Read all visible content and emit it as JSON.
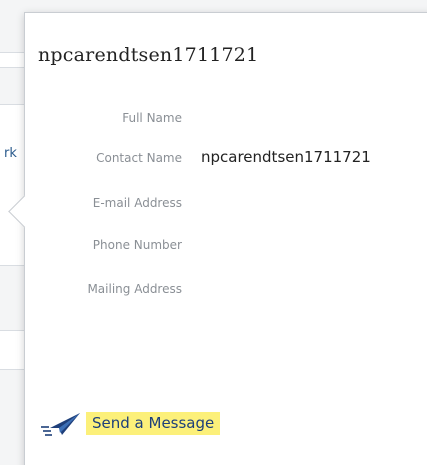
{
  "background": {
    "partial_link_text": "rk"
  },
  "profile": {
    "title": "npcarendtsen1711721",
    "fields": [
      {
        "label": "Full Name",
        "value": ""
      },
      {
        "label": "Contact Name",
        "value": "npcarendtsen1711721"
      },
      {
        "label": "E-mail Address",
        "value": ""
      },
      {
        "label": "Phone Number",
        "value": ""
      },
      {
        "label": "Mailing Address",
        "value": ""
      }
    ]
  },
  "actions": {
    "send_message_label": "Send a Message",
    "send_icon": "paper-plane-icon",
    "highlight_color": "#fcf07a",
    "link_color": "#1c3f7a"
  }
}
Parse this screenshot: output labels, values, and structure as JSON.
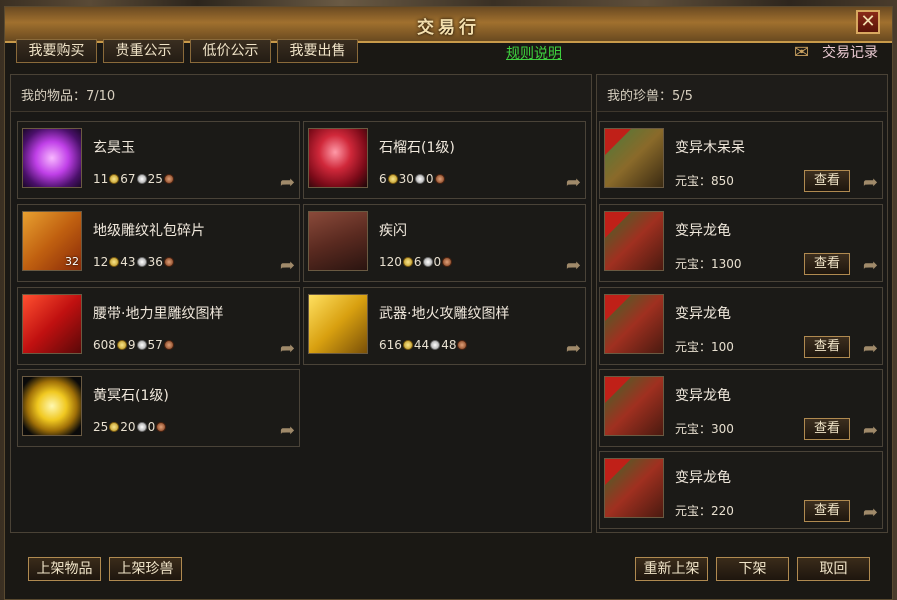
{
  "window": {
    "title": "交易行",
    "close_label": "✕"
  },
  "tabs": [
    "我要购买",
    "贵重公示",
    "低价公示",
    "我要出售"
  ],
  "links": {
    "rules": "规则说明",
    "records": "交易记录"
  },
  "items_panel": {
    "label": "我的物品：7/10",
    "items": [
      {
        "name": "玄昊玉",
        "gold": "11",
        "silver": "67",
        "copper": "25",
        "icon": "purple-orb-icon"
      },
      {
        "name": "石榴石(1级)",
        "gold": "6",
        "silver": "30",
        "copper": "0",
        "icon": "red-gem-icon"
      },
      {
        "name": "地级雕纹礼包碎片",
        "gold": "12",
        "silver": "43",
        "copper": "36",
        "icon": "gift-box-icon",
        "count": "32"
      },
      {
        "name": "疾闪",
        "gold": "120",
        "silver": "6",
        "copper": "0",
        "icon": "skill-silhouette-icon"
      },
      {
        "name": "腰带·地力里雕纹图样",
        "gold": "608",
        "silver": "9",
        "copper": "57",
        "icon": "red-banner-icon"
      },
      {
        "name": "武器·地火攻雕纹图样",
        "gold": "616",
        "silver": "44",
        "copper": "48",
        "icon": "gold-banner-icon"
      },
      {
        "name": "黄冥石(1级)",
        "gold": "25",
        "silver": "20",
        "copper": "0",
        "icon": "yellow-gem-icon"
      }
    ]
  },
  "pets_panel": {
    "label": "我的珍兽：5/5",
    "price_label": "元宝：",
    "view_label": "查看",
    "pets": [
      {
        "name": "变异木呆呆",
        "price": "850",
        "icon": "pet-tree-icon"
      },
      {
        "name": "变异龙龟",
        "price": "1300",
        "icon": "pet-dragon-turtle-icon"
      },
      {
        "name": "变异龙龟",
        "price": "100",
        "icon": "pet-dragon-turtle-icon"
      },
      {
        "name": "变异龙龟",
        "price": "300",
        "icon": "pet-dragon-turtle-icon"
      },
      {
        "name": "变异龙龟",
        "price": "220",
        "icon": "pet-dragon-turtle-icon"
      }
    ]
  },
  "bottom_buttons": {
    "list_item": "上架物品",
    "list_pet": "上架珍兽",
    "relist": "重新上架",
    "delist": "下架",
    "cancel": "取回"
  },
  "colors": {
    "link_green": "#3fd13f",
    "title_gold": "#f3dfae",
    "frame_border": "#8a6a3a"
  }
}
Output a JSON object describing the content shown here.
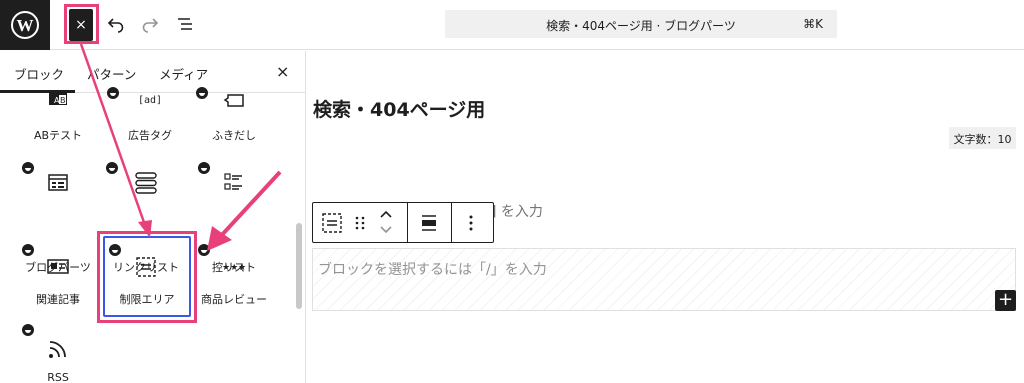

Stated exercise:
Copy out all of the data word for word. Do not carry over any picture.

Completed exercise:
Read all visible content and emit it as JSON.
{
  "background": {
    "partial_link_text": "rk"
  },
  "profile": {
    "title": "npcarendtsen1711721",
    "fields": [
      {
        "label": "Full Name",
        "value": ""
      },
      {
        "label": "Contact Name",
        "value": "npcarendtsen1711721"
      },
      {
        "label": "E-mail Address",
        "value": ""
      },
      {
        "label": "Phone Number",
        "value": ""
      },
      {
        "label": "Mailing Address",
        "value": ""
      }
    ]
  },
  "actions": {
    "send_message_label": "Send a Message",
    "send_icon": "paper-plane-icon",
    "highlight_color": "#fcf07a",
    "link_color": "#1c3f7a"
  }
}
Parse this screenshot: output labels, values, and structure as JSON.
{
  "window": {
    "title": "交易行",
    "close_label": "✕"
  },
  "tabs": [
    "我要购买",
    "贵重公示",
    "低价公示",
    "我要出售"
  ],
  "links": {
    "rules": "规则说明",
    "records": "交易记录"
  },
  "items_panel": {
    "label": "我的物品：7/10",
    "items": [
      {
        "name": "玄昊玉",
        "gold": "11",
        "silver": "67",
        "copper": "25",
        "icon": "purple-orb-icon"
      },
      {
        "name": "石榴石(1级)",
        "gold": "6",
        "silver": "30",
        "copper": "0",
        "icon": "red-gem-icon"
      },
      {
        "name": "地级雕纹礼包碎片",
        "gold": "12",
        "silver": "43",
        "copper": "36",
        "icon": "gift-box-icon",
        "count": "32"
      },
      {
        "name": "疾闪",
        "gold": "120",
        "silver": "6",
        "copper": "0",
        "icon": "skill-silhouette-icon"
      },
      {
        "name": "腰带·地力里雕纹图样",
        "gold": "608",
        "silver": "9",
        "copper": "57",
        "icon": "red-banner-icon"
      },
      {
        "name": "武器·地火攻雕纹图样",
        "gold": "616",
        "silver": "44",
        "copper": "48",
        "icon": "gold-banner-icon"
      },
      {
        "name": "黄冥石(1级)",
        "gold": "25",
        "silver": "20",
        "copper": "0",
        "icon": "yellow-gem-icon"
      }
    ]
  },
  "pets_panel": {
    "label": "我的珍兽：5/5",
    "price_label": "元宝：",
    "view_label": "查看",
    "pets": [
      {
        "name": "变异木呆呆",
        "price": "850",
        "icon": "pet-tree-icon"
      },
      {
        "name": "变异龙龟",
        "price": "1300",
        "icon": "pet-dragon-turtle-icon"
      },
      {
        "name": "变异龙龟",
        "price": "100",
        "icon": "pet-dragon-turtle-icon"
      },
      {
        "name": "变异龙龟",
        "price": "300",
        "icon": "pet-dragon-turtle-icon"
      },
      {
        "name": "变异龙龟",
        "price": "220",
        "icon": "pet-dragon-turtle-icon"
      }
    ]
  },
  "bottom_buttons": {
    "list_item": "上架物品",
    "list_pet": "上架珍兽",
    "relist": "重新上架",
    "delist": "下架",
    "cancel": "取回"
  },
  "colors": {
    "link_green": "#3fd13f",
    "title_gold": "#f3dfae",
    "frame_border": "#8a6a3a"
  }
}
Output a JSON object describing the content shown here.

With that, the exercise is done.